(Structured figure records)
[start]

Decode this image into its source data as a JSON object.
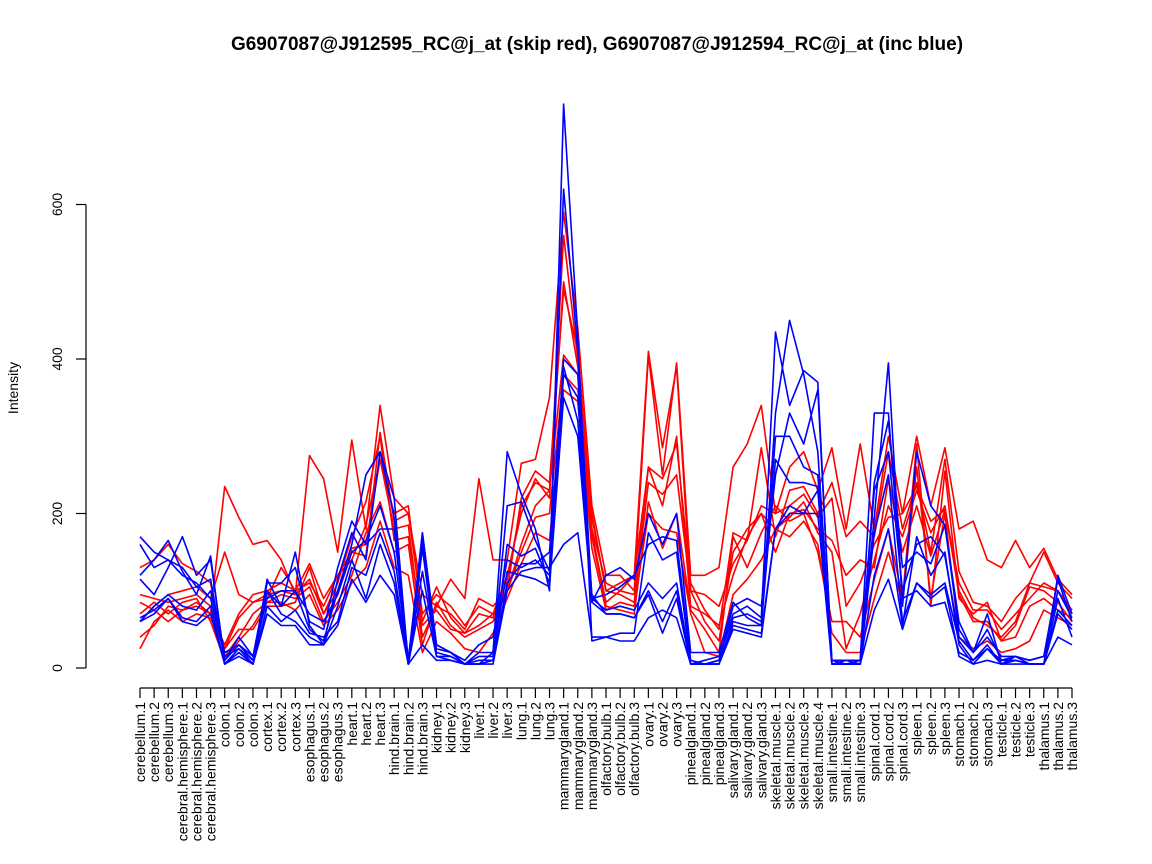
{
  "chart_data": {
    "type": "line",
    "title": "G6907087@J912595_RC@j_at (skip red), G6907087@J912594_RC@j_at (inc blue)",
    "xlabel": "",
    "ylabel": "Intensity",
    "ylim": [
      0,
      750
    ],
    "yticks": [
      0,
      200,
      400,
      600
    ],
    "grid": false,
    "legend": "none",
    "colors": {
      "skip": "#ff0000",
      "inc": "#0000ff",
      "axis": "#000000"
    },
    "categories": [
      "cerebellum.1",
      "cerebellum.2",
      "cerebellum.3",
      "cerebral.hemisphere.1",
      "cerebral.hemisphere.2",
      "cerebral.hemisphere.3",
      "colon.1",
      "colon.2",
      "colon.3",
      "cortex.1",
      "cortex.2",
      "cortex.3",
      "esophagus.1",
      "esophagus.2",
      "esophagus.3",
      "heart.1",
      "heart.2",
      "heart.3",
      "hind.brain.1",
      "hind.brain.2",
      "hind.brain.3",
      "kidney.1",
      "kidney.2",
      "kidney.3",
      "liver.1",
      "liver.2",
      "liver.3",
      "lung.1",
      "lung.2",
      "lung.3",
      "mammarygland.1",
      "mammarygland.2",
      "mammarygland.3",
      "olfactory.bulb.1",
      "olfactory.bulb.2",
      "olfactory.bulb.3",
      "ovary.1",
      "ovary.2",
      "ovary.3",
      "pinealgland.1",
      "pinealgland.2",
      "pinealgland.3",
      "salivary.gland.1",
      "salivary.gland.2",
      "salivary.gland.3",
      "skeletal.muscle.1",
      "skeletal.muscle.2",
      "skeletal.muscle.3",
      "skeletal.muscle.4",
      "small.intestine.1",
      "small.intestine.2",
      "small.intestine.3",
      "spinal.cord.1",
      "spinal.cord.2",
      "spinal.cord.3",
      "spleen.1",
      "spleen.2",
      "spleen.3",
      "stomach.1",
      "stomach.2",
      "stomach.3",
      "testicle.1",
      "testicle.2",
      "testicle.3",
      "thalamus.1",
      "thalamus.2",
      "thalamus.3"
    ],
    "series": [
      {
        "group": "skip",
        "values": [
          40,
          55,
          80,
          75,
          85,
          70,
          235,
          195,
          160,
          165,
          140,
          95,
          275,
          245,
          150,
          295,
          180,
          340,
          220,
          200,
          95,
          80,
          115,
          90,
          245,
          140,
          140,
          265,
          270,
          350,
          590,
          440,
          210,
          120,
          120,
          100,
          405,
          250,
          395,
          120,
          120,
          130,
          260,
          290,
          340,
          200,
          260,
          280,
          230,
          285,
          180,
          290,
          180,
          300,
          200,
          300,
          210,
          285,
          180,
          190,
          140,
          130,
          165,
          130,
          155,
          115,
          95
        ]
      },
      {
        "group": "skip",
        "values": [
          60,
          80,
          95,
          100,
          105,
          90,
          150,
          95,
          85,
          90,
          130,
          100,
          110,
          80,
          120,
          140,
          185,
          270,
          180,
          185,
          40,
          80,
          70,
          50,
          90,
          80,
          100,
          220,
          255,
          240,
          490,
          410,
          195,
          100,
          110,
          120,
          410,
          285,
          390,
          100,
          95,
          80,
          135,
          165,
          285,
          170,
          230,
          235,
          200,
          240,
          170,
          190,
          170,
          280,
          180,
          240,
          150,
          270,
          125,
          85,
          80,
          60,
          90,
          110,
          150,
          110,
          90
        ]
      },
      {
        "group": "skip",
        "values": [
          25,
          60,
          75,
          60,
          70,
          65,
          25,
          50,
          50,
          80,
          80,
          85,
          130,
          70,
          110,
          170,
          215,
          300,
          165,
          170,
          55,
          75,
          50,
          45,
          55,
          70,
          100,
          150,
          195,
          200,
          380,
          360,
          175,
          85,
          100,
          95,
          260,
          210,
          300,
          80,
          70,
          55,
          120,
          170,
          200,
          150,
          200,
          205,
          180,
          165,
          120,
          140,
          130,
          245,
          150,
          210,
          145,
          205,
          110,
          75,
          75,
          50,
          70,
          90,
          110,
          100,
          75
        ]
      },
      {
        "group": "skip",
        "values": [
          85,
          75,
          60,
          75,
          80,
          70,
          30,
          70,
          95,
          100,
          110,
          100,
          135,
          90,
          120,
          150,
          145,
          305,
          190,
          200,
          70,
          95,
          80,
          55,
          80,
          70,
          120,
          200,
          245,
          220,
          560,
          400,
          180,
          110,
          100,
          120,
          260,
          245,
          290,
          110,
          75,
          50,
          175,
          165,
          210,
          200,
          210,
          225,
          195,
          220,
          80,
          110,
          160,
          195,
          200,
          235,
          190,
          205,
          100,
          65,
          55,
          40,
          60,
          110,
          105,
          100,
          70
        ]
      },
      {
        "group": "skip",
        "values": [
          95,
          90,
          85,
          90,
          95,
          80,
          25,
          65,
          85,
          95,
          100,
          95,
          115,
          70,
          100,
          155,
          160,
          270,
          200,
          210,
          60,
          105,
          65,
          45,
          70,
          65,
          115,
          210,
          240,
          230,
          500,
          390,
          200,
          100,
          95,
          85,
          240,
          225,
          250,
          100,
          60,
          35,
          150,
          180,
          200,
          180,
          195,
          215,
          175,
          150,
          25,
          70,
          140,
          210,
          170,
          230,
          175,
          210,
          95,
          60,
          60,
          35,
          55,
          105,
          100,
          85,
          60
        ]
      },
      {
        "group": "skip",
        "values": [
          130,
          140,
          160,
          135,
          125,
          110,
          15,
          40,
          70,
          85,
          95,
          90,
          105,
          60,
          85,
          120,
          175,
          215,
          150,
          160,
          30,
          85,
          55,
          40,
          50,
          60,
          100,
          160,
          210,
          230,
          405,
          380,
          170,
          80,
          75,
          70,
          215,
          155,
          200,
          75,
          50,
          20,
          170,
          130,
          175,
          210,
          190,
          200,
          150,
          60,
          60,
          40,
          115,
          180,
          90,
          290,
          80,
          255,
          90,
          70,
          85,
          35,
          40,
          80,
          90,
          75,
          65
        ]
      },
      {
        "group": "skip",
        "values": [
          70,
          85,
          70,
          85,
          90,
          60,
          10,
          35,
          55,
          85,
          85,
          75,
          95,
          55,
          75,
          110,
          130,
          190,
          130,
          120,
          20,
          60,
          45,
          25,
          20,
          45,
          90,
          135,
          175,
          165,
          360,
          345,
          155,
          75,
          85,
          80,
          200,
          180,
          175,
          70,
          20,
          15,
          95,
          115,
          140,
          180,
          170,
          190,
          160,
          45,
          20,
          20,
          90,
          150,
          85,
          260,
          90,
          200,
          40,
          25,
          35,
          20,
          25,
          35,
          75,
          65,
          55
        ]
      },
      {
        "group": "inc",
        "values": [
          170,
          150,
          140,
          130,
          105,
          115,
          10,
          30,
          10,
          115,
          80,
          150,
          55,
          30,
          115,
          175,
          140,
          280,
          220,
          5,
          175,
          30,
          20,
          5,
          20,
          20,
          280,
          225,
          180,
          100,
          730,
          430,
          35,
          40,
          45,
          45,
          175,
          140,
          150,
          5,
          5,
          10,
          80,
          90,
          80,
          250,
          330,
          290,
          360,
          10,
          5,
          10,
          330,
          330,
          90,
          100,
          80,
          85,
          20,
          10,
          30,
          5,
          15,
          5,
          5,
          120,
          70
        ]
      },
      {
        "group": "inc",
        "values": [
          120,
          140,
          165,
          125,
          95,
          145,
          5,
          25,
          5,
          100,
          80,
          100,
          50,
          35,
          100,
          160,
          250,
          280,
          195,
          10,
          165,
          25,
          20,
          5,
          15,
          15,
          210,
          215,
          165,
          125,
          620,
          410,
          90,
          95,
          105,
          120,
          160,
          170,
          165,
          10,
          5,
          10,
          70,
          80,
          65,
          435,
          340,
          385,
          370,
          5,
          5,
          5,
          195,
          395,
          80,
          280,
          210,
          185,
          60,
          20,
          70,
          5,
          5,
          5,
          5,
          75,
          55
        ]
      },
      {
        "group": "inc",
        "values": [
          115,
          95,
          130,
          170,
          120,
          140,
          10,
          40,
          15,
          110,
          110,
          130,
          60,
          50,
          130,
          190,
          160,
          180,
          180,
          5,
          155,
          15,
          15,
          5,
          10,
          10,
          160,
          145,
          155,
          110,
          400,
          380,
          85,
          120,
          130,
          115,
          200,
          160,
          200,
          20,
          20,
          20,
          85,
          65,
          55,
          330,
          450,
          380,
          280,
          5,
          10,
          5,
          240,
          320,
          130,
          150,
          135,
          185,
          50,
          20,
          50,
          10,
          15,
          10,
          15,
          100,
          65
        ]
      },
      {
        "group": "inc",
        "values": [
          60,
          80,
          95,
          80,
          75,
          100,
          20,
          30,
          15,
          90,
          100,
          100,
          70,
          60,
          95,
          150,
          165,
          210,
          150,
          10,
          175,
          30,
          20,
          10,
          30,
          40,
          140,
          130,
          140,
          120,
          380,
          350,
          90,
          75,
          80,
          75,
          110,
          90,
          110,
          5,
          10,
          15,
          65,
          70,
          60,
          300,
          300,
          260,
          250,
          10,
          10,
          10,
          230,
          280,
          100,
          160,
          170,
          145,
          40,
          20,
          40,
          15,
          15,
          10,
          15,
          115,
          60
        ]
      },
      {
        "group": "inc",
        "values": [
          65,
          75,
          90,
          65,
          60,
          80,
          5,
          20,
          5,
          80,
          60,
          75,
          45,
          40,
          60,
          130,
          120,
          175,
          125,
          5,
          125,
          20,
          15,
          5,
          5,
          20,
          125,
          120,
          115,
          105,
          350,
          300,
          85,
          70,
          70,
          65,
          100,
          60,
          100,
          5,
          5,
          5,
          60,
          55,
          55,
          270,
          240,
          240,
          235,
          5,
          5,
          5,
          175,
          250,
          60,
          110,
          95,
          110,
          35,
          10,
          25,
          10,
          10,
          5,
          5,
          70,
          50
        ]
      },
      {
        "group": "inc",
        "values": [
          160,
          130,
          140,
          120,
          110,
          90,
          15,
          25,
          10,
          100,
          70,
          60,
          40,
          30,
          80,
          140,
          90,
          160,
          110,
          5,
          100,
          15,
          10,
          5,
          5,
          10,
          110,
          135,
          135,
          150,
          390,
          320,
          95,
          70,
          70,
          65,
          95,
          45,
          90,
          5,
          5,
          5,
          55,
          50,
          45,
          180,
          200,
          200,
          230,
          5,
          5,
          5,
          120,
          180,
          55,
          170,
          120,
          150,
          30,
          5,
          25,
          5,
          10,
          5,
          5,
          90,
          40
        ]
      },
      {
        "group": "inc",
        "values": [
          60,
          70,
          90,
          60,
          55,
          70,
          5,
          15,
          5,
          70,
          55,
          55,
          30,
          30,
          55,
          115,
          85,
          120,
          95,
          5,
          30,
          10,
          10,
          5,
          5,
          5,
          100,
          125,
          130,
          130,
          160,
          175,
          40,
          40,
          35,
          35,
          65,
          75,
          65,
          5,
          5,
          5,
          50,
          45,
          40,
          180,
          210,
          200,
          200,
          5,
          5,
          5,
          75,
          115,
          50,
          110,
          90,
          105,
          15,
          5,
          10,
          5,
          10,
          5,
          5,
          40,
          30
        ]
      }
    ]
  }
}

[end]

WHAT TO PRODUCE
Consider the entries above and return each line with the string "bulb".

RESULT
      "olfactory.bulb.1",
      "olfactory.bulb.2",
      "olfactory.bulb.3",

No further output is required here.